SET EXERCISE: The data must be returned in full and exactly as given.

Rows from a figure dataset:
-- -- --
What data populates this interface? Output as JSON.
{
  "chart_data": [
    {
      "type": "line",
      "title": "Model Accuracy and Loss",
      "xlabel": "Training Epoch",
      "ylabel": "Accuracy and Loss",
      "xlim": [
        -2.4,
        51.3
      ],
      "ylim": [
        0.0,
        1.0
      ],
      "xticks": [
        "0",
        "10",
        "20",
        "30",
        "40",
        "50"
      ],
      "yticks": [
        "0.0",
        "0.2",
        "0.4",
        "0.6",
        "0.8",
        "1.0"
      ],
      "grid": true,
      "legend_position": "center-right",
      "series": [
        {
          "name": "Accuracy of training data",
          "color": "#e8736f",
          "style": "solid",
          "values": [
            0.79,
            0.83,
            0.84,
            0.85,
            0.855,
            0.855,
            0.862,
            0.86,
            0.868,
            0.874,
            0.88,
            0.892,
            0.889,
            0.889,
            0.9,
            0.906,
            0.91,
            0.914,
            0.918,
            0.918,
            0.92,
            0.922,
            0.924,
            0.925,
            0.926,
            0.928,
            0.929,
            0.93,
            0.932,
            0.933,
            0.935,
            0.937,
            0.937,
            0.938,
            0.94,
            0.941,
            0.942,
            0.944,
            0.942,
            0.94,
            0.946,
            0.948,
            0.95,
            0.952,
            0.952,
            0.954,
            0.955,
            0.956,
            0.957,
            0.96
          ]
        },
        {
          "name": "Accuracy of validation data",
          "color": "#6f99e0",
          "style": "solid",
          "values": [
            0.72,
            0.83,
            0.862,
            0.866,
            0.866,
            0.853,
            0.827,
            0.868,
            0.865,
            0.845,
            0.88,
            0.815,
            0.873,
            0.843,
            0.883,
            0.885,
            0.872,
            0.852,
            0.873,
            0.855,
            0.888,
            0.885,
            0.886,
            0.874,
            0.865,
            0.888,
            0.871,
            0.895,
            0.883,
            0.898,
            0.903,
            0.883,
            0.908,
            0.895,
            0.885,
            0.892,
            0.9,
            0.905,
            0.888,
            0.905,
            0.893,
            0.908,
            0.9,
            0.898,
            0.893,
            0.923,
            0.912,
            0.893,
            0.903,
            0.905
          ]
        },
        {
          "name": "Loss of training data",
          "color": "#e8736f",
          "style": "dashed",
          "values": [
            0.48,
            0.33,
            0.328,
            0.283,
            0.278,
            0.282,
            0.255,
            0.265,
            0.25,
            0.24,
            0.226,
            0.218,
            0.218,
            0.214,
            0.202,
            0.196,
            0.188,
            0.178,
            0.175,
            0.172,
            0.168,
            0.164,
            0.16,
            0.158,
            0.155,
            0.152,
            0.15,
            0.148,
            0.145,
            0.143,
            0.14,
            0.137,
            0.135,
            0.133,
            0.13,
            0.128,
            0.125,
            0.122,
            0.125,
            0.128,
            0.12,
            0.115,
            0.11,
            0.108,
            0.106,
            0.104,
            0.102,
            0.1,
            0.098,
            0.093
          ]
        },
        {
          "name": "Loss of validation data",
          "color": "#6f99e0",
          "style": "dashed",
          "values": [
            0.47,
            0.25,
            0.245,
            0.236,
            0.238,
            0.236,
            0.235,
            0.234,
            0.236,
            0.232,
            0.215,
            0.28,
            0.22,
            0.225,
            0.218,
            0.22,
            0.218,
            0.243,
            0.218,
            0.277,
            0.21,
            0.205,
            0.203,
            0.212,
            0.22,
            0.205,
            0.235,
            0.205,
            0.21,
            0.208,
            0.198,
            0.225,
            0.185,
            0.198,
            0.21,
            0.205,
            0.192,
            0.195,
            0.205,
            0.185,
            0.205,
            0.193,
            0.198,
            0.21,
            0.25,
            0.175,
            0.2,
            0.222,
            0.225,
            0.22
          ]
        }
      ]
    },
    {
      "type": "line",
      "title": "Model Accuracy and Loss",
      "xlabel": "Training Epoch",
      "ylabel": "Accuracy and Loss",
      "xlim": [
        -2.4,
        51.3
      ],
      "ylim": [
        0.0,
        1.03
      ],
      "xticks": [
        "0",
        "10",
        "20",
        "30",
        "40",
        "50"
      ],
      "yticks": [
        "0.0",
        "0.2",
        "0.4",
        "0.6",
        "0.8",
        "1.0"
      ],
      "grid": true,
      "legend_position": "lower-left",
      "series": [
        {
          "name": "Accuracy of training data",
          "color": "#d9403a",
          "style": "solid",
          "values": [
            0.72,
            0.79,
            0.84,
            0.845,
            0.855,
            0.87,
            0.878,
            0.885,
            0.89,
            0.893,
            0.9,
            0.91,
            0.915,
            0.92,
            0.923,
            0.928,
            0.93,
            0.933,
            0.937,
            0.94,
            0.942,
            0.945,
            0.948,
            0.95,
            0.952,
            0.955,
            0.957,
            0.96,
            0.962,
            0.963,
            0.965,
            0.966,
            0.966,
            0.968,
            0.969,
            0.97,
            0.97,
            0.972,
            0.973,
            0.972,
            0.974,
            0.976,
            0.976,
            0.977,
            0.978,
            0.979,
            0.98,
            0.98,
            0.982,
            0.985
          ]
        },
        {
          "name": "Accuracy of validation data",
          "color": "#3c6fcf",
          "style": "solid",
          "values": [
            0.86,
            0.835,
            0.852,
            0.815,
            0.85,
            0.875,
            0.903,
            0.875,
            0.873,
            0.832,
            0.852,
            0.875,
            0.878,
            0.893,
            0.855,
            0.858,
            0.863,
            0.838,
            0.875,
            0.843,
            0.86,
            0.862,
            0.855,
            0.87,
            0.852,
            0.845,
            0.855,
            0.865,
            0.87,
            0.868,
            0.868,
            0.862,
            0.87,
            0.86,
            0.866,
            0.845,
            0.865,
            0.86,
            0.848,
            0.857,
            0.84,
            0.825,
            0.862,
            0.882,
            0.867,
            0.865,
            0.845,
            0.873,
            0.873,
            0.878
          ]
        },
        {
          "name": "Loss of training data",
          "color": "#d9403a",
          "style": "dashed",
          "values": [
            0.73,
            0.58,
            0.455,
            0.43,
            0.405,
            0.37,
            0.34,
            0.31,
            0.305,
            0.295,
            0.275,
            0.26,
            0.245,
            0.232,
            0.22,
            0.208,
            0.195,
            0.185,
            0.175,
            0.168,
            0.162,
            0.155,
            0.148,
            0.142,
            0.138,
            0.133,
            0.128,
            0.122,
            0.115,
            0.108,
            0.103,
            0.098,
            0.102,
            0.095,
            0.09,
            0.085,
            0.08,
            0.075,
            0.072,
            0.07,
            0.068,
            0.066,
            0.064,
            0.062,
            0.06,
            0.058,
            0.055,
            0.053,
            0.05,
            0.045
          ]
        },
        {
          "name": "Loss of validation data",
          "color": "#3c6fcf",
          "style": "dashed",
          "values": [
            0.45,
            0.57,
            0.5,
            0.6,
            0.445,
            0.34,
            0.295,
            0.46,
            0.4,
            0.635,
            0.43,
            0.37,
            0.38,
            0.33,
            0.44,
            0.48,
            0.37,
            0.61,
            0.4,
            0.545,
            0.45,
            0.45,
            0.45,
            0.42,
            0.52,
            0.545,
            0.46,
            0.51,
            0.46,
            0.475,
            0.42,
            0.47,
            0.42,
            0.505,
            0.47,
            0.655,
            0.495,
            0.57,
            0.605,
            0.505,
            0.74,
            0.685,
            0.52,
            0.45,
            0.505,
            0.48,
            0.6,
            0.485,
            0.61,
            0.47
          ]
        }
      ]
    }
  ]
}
-- -- --
SOLUTION TO THE EXERCISE:
What data populates this interface? Output as JSON.
{
  "chart_data": [
    {
      "type": "line",
      "title": "Model Accuracy and Loss",
      "xlabel": "Training Epoch",
      "ylabel": "Accuracy and Loss",
      "xlim": [
        -2.4,
        51.3
      ],
      "ylim": [
        0.0,
        1.0
      ],
      "xticks": [
        "0",
        "10",
        "20",
        "30",
        "40",
        "50"
      ],
      "yticks": [
        "0.0",
        "0.2",
        "0.4",
        "0.6",
        "0.8",
        "1.0"
      ],
      "grid": true,
      "legend_position": "center-right",
      "series": [
        {
          "name": "Accuracy of training data",
          "color": "#e8736f",
          "style": "solid",
          "values": [
            0.79,
            0.83,
            0.84,
            0.85,
            0.855,
            0.855,
            0.862,
            0.86,
            0.868,
            0.874,
            0.88,
            0.892,
            0.889,
            0.889,
            0.9,
            0.906,
            0.91,
            0.914,
            0.918,
            0.918,
            0.92,
            0.922,
            0.924,
            0.925,
            0.926,
            0.928,
            0.929,
            0.93,
            0.932,
            0.933,
            0.935,
            0.937,
            0.937,
            0.938,
            0.94,
            0.941,
            0.942,
            0.944,
            0.942,
            0.94,
            0.946,
            0.948,
            0.95,
            0.952,
            0.952,
            0.954,
            0.955,
            0.956,
            0.957,
            0.96
          ]
        },
        {
          "name": "Accuracy of validation data",
          "color": "#6f99e0",
          "style": "solid",
          "values": [
            0.72,
            0.83,
            0.862,
            0.866,
            0.866,
            0.853,
            0.827,
            0.868,
            0.865,
            0.845,
            0.88,
            0.815,
            0.873,
            0.843,
            0.883,
            0.885,
            0.872,
            0.852,
            0.873,
            0.855,
            0.888,
            0.885,
            0.886,
            0.874,
            0.865,
            0.888,
            0.871,
            0.895,
            0.883,
            0.898,
            0.903,
            0.883,
            0.908,
            0.895,
            0.885,
            0.892,
            0.9,
            0.905,
            0.888,
            0.905,
            0.893,
            0.908,
            0.9,
            0.898,
            0.893,
            0.923,
            0.912,
            0.893,
            0.903,
            0.905
          ]
        },
        {
          "name": "Loss of training data",
          "color": "#e8736f",
          "style": "dashed",
          "values": [
            0.48,
            0.33,
            0.328,
            0.283,
            0.278,
            0.282,
            0.255,
            0.265,
            0.25,
            0.24,
            0.226,
            0.218,
            0.218,
            0.214,
            0.202,
            0.196,
            0.188,
            0.178,
            0.175,
            0.172,
            0.168,
            0.164,
            0.16,
            0.158,
            0.155,
            0.152,
            0.15,
            0.148,
            0.145,
            0.143,
            0.14,
            0.137,
            0.135,
            0.133,
            0.13,
            0.128,
            0.125,
            0.122,
            0.125,
            0.128,
            0.12,
            0.115,
            0.11,
            0.108,
            0.106,
            0.104,
            0.102,
            0.1,
            0.098,
            0.093
          ]
        },
        {
          "name": "Loss of validation data",
          "color": "#6f99e0",
          "style": "dashed",
          "values": [
            0.47,
            0.25,
            0.245,
            0.236,
            0.238,
            0.236,
            0.235,
            0.234,
            0.236,
            0.232,
            0.215,
            0.28,
            0.22,
            0.225,
            0.218,
            0.22,
            0.218,
            0.243,
            0.218,
            0.277,
            0.21,
            0.205,
            0.203,
            0.212,
            0.22,
            0.205,
            0.235,
            0.205,
            0.21,
            0.208,
            0.198,
            0.225,
            0.185,
            0.198,
            0.21,
            0.205,
            0.192,
            0.195,
            0.205,
            0.185,
            0.205,
            0.193,
            0.198,
            0.21,
            0.25,
            0.175,
            0.2,
            0.222,
            0.225,
            0.22
          ]
        }
      ]
    },
    {
      "type": "line",
      "title": "Model Accuracy and Loss",
      "xlabel": "Training Epoch",
      "ylabel": "Accuracy and Loss",
      "xlim": [
        -2.4,
        51.3
      ],
      "ylim": [
        0.0,
        1.03
      ],
      "xticks": [
        "0",
        "10",
        "20",
        "30",
        "40",
        "50"
      ],
      "yticks": [
        "0.0",
        "0.2",
        "0.4",
        "0.6",
        "0.8",
        "1.0"
      ],
      "grid": true,
      "legend_position": "lower-left",
      "series": [
        {
          "name": "Accuracy of training data",
          "color": "#d9403a",
          "style": "solid",
          "values": [
            0.72,
            0.79,
            0.84,
            0.845,
            0.855,
            0.87,
            0.878,
            0.885,
            0.89,
            0.893,
            0.9,
            0.91,
            0.915,
            0.92,
            0.923,
            0.928,
            0.93,
            0.933,
            0.937,
            0.94,
            0.942,
            0.945,
            0.948,
            0.95,
            0.952,
            0.955,
            0.957,
            0.96,
            0.962,
            0.963,
            0.965,
            0.966,
            0.966,
            0.968,
            0.969,
            0.97,
            0.97,
            0.972,
            0.973,
            0.972,
            0.974,
            0.976,
            0.976,
            0.977,
            0.978,
            0.979,
            0.98,
            0.98,
            0.982,
            0.985
          ]
        },
        {
          "name": "Accuracy of validation data",
          "color": "#3c6fcf",
          "style": "solid",
          "values": [
            0.86,
            0.835,
            0.852,
            0.815,
            0.85,
            0.875,
            0.903,
            0.875,
            0.873,
            0.832,
            0.852,
            0.875,
            0.878,
            0.893,
            0.855,
            0.858,
            0.863,
            0.838,
            0.875,
            0.843,
            0.86,
            0.862,
            0.855,
            0.87,
            0.852,
            0.845,
            0.855,
            0.865,
            0.87,
            0.868,
            0.868,
            0.862,
            0.87,
            0.86,
            0.866,
            0.845,
            0.865,
            0.86,
            0.848,
            0.857,
            0.84,
            0.825,
            0.862,
            0.882,
            0.867,
            0.865,
            0.845,
            0.873,
            0.873,
            0.878
          ]
        },
        {
          "name": "Loss of training data",
          "color": "#d9403a",
          "style": "dashed",
          "values": [
            0.73,
            0.58,
            0.455,
            0.43,
            0.405,
            0.37,
            0.34,
            0.31,
            0.305,
            0.295,
            0.275,
            0.26,
            0.245,
            0.232,
            0.22,
            0.208,
            0.195,
            0.185,
            0.175,
            0.168,
            0.162,
            0.155,
            0.148,
            0.142,
            0.138,
            0.133,
            0.128,
            0.122,
            0.115,
            0.108,
            0.103,
            0.098,
            0.102,
            0.095,
            0.09,
            0.085,
            0.08,
            0.075,
            0.072,
            0.07,
            0.068,
            0.066,
            0.064,
            0.062,
            0.06,
            0.058,
            0.055,
            0.053,
            0.05,
            0.045
          ]
        },
        {
          "name": "Loss of validation data",
          "color": "#3c6fcf",
          "style": "dashed",
          "values": [
            0.45,
            0.57,
            0.5,
            0.6,
            0.445,
            0.34,
            0.295,
            0.46,
            0.4,
            0.635,
            0.43,
            0.37,
            0.38,
            0.33,
            0.44,
            0.48,
            0.37,
            0.61,
            0.4,
            0.545,
            0.45,
            0.45,
            0.45,
            0.42,
            0.52,
            0.545,
            0.46,
            0.51,
            0.46,
            0.475,
            0.42,
            0.47,
            0.42,
            0.505,
            0.47,
            0.655,
            0.495,
            0.57,
            0.605,
            0.505,
            0.74,
            0.685,
            0.52,
            0.45,
            0.505,
            0.48,
            0.6,
            0.485,
            0.61,
            0.47
          ]
        }
      ]
    }
  ]
}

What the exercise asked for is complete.